| Information supplied |
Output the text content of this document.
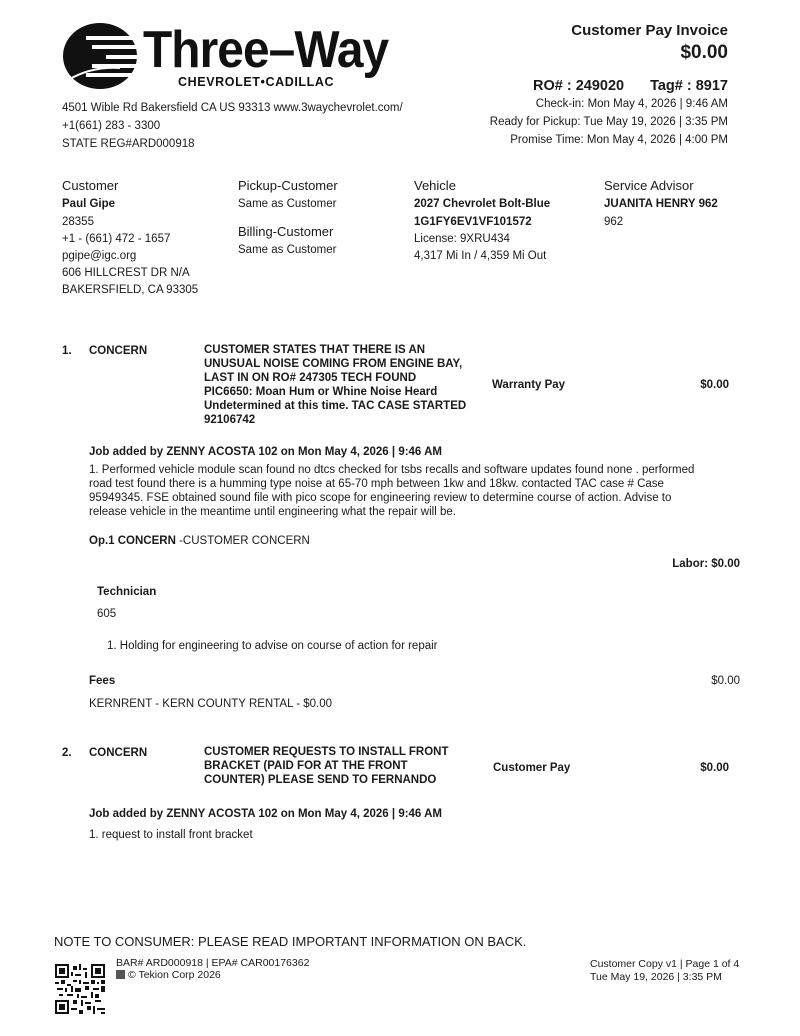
Three–Way
CHEVROLET•CADILLAC
4501 Wible Rd Bakersfield CA US 93313 www.3waychevrolet.com/
+1(661) 283 - 3300
STATE REG#ARD000918
Customer Pay Invoice
$0.00
RO# : 249020 Tag# : 8917
Check-in: Mon May 4, 2026 | 9:46 AM
Ready for Pickup: Tue May 19, 2026 | 3:35 PM
Promise Time: Mon May 4, 2026 | 4:00 PM
Customer
Paul Gipe
28355
+1 - (661) 472 - 1657
pgipe@igc.org
606 HILLCREST DR N/A
BAKERSFIELD, CA 93305
Pickup-Customer
Same as Customer
Billing-Customer
Same as Customer
Vehicle
2027 Chevrolet Bolt-Blue
1G1FY6EV1VF101572
License: 9XRU434
4,317 Mi In / 4,359 Mi Out
Service Advisor
JUANITA HENRY 962
962
1. CONCERN	CUSTOMER STATES THAT THERE IS AN
UNUSUAL NOISE COMING FROM ENGINE BAY,
LAST IN ON RO# 247305 TECH FOUND
PIC6650: Moan Hum or Whine Noise Heard
Undetermined at this time. TAC CASE STARTED
92106742
Warranty Pay	$0.00
Job added by ZENNY ACOSTA 102 on Mon May 4, 2026 | 9:46 AM
1. Performed vehicle module scan found no dtcs checked for tsbs recalls and software updates found none . performed
road test found there is a humming type noise at 65-70 mph between 1kw and 18kw. contacted TAC case # Case
95949345. FSE obtained sound file with pico scope for engineering review to determine course of action. Advise to
release vehicle in the meantime until engineering what the repair will be.
Op.1 CONCERN -CUSTOMER CONCERN
Labor: $0.00
Technician
605
1. Holding for engineering to advise on course of action for repair
Fees	$0.00
KERNRENT - KERN COUNTY RENTAL - $0.00
2. CONCERN	CUSTOMER REQUESTS TO INSTALL FRONT
BRACKET (PAID FOR AT THE FRONT
COUNTER) PLEASE SEND TO FERNANDO
Customer Pay	$0.00
Job added by ZENNY ACOSTA 102 on Mon May 4, 2026 | 9:46 AM
1. request to install front bracket
NOTE TO CONSUMER: PLEASE READ IMPORTANT INFORMATION ON BACK.
BAR# ARD000918 | EPA# CAR00176362
© Tekion Corp 2026
Customer Copy v1 | Page 1 of 4
Tue May 19, 2026 | 3:35 PM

| Description of the task |
Pull out every line holding "this" from the records above, and copy it.

| Completed exercise |
Output the text content of this document.
Undetermined at this time. TAC CASE STARTED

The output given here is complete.